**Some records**
# # # # #

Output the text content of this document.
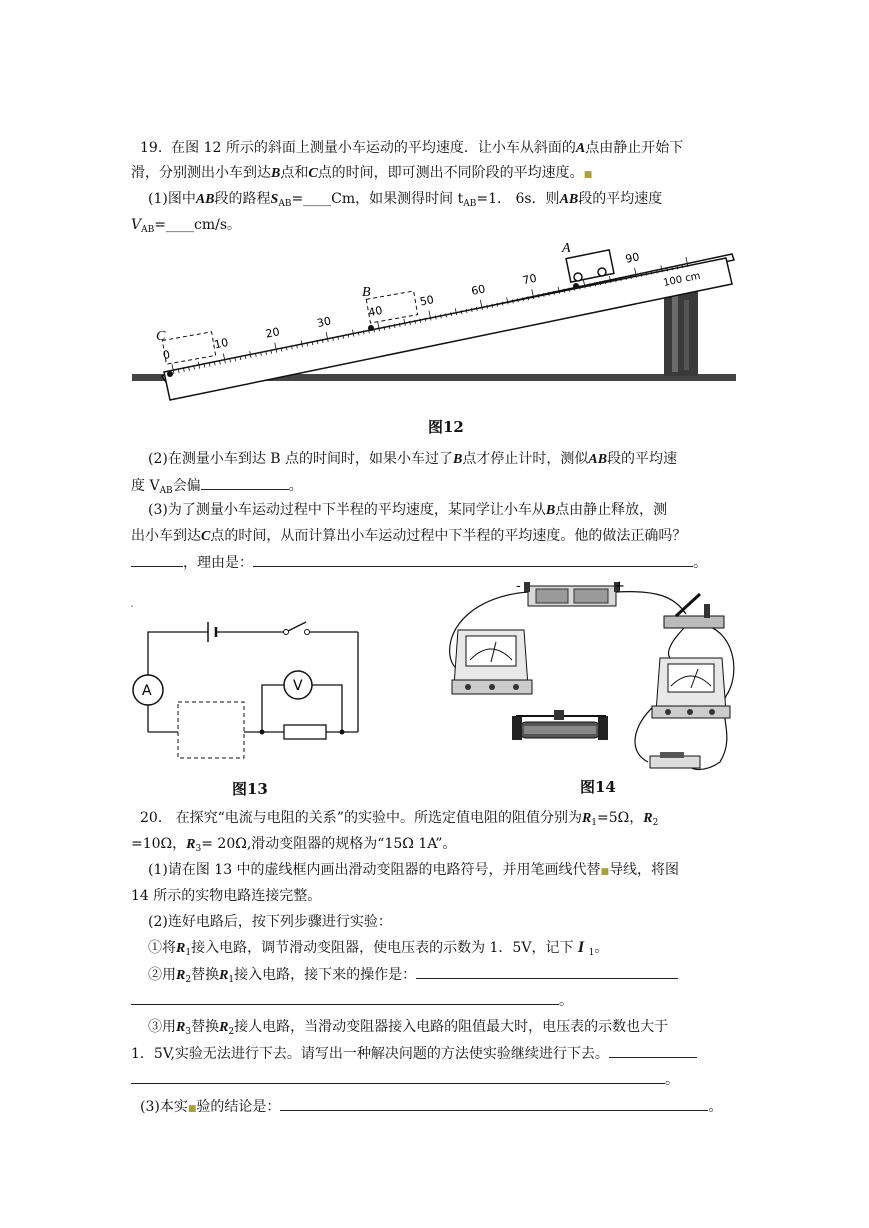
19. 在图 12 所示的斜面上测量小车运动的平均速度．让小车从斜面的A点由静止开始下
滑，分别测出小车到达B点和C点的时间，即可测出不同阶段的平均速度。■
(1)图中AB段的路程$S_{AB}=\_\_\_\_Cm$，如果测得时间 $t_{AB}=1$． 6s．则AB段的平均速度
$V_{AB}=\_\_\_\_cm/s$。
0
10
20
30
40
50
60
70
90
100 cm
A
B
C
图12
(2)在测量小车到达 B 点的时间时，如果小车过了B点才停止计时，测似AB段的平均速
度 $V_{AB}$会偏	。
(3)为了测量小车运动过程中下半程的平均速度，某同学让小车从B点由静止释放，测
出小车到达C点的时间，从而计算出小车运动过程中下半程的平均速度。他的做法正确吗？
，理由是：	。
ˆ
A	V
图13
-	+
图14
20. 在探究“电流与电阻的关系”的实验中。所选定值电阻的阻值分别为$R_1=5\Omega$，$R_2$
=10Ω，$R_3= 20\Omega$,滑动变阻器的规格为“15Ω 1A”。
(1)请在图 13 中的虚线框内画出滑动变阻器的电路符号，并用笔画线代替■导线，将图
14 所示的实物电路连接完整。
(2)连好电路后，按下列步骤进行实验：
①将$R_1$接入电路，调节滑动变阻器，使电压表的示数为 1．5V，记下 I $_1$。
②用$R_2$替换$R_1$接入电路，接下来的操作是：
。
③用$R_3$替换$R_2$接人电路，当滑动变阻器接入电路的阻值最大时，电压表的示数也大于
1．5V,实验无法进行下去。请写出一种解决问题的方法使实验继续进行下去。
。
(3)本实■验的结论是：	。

# # # # #

**TASK DIRECTIONS**
For each line of the listing that holds the word "Omega", show that line.

**CORRECT RESPONSE**
20. 在探究“电流与电阻的关系”的实验中。所选定值电阻的阻值分别为$R_1=5\Omega$，$R_2$
=10Ω，$R_3= 20\Omega$,滑动变阻器的规格为“15Ω 1A”。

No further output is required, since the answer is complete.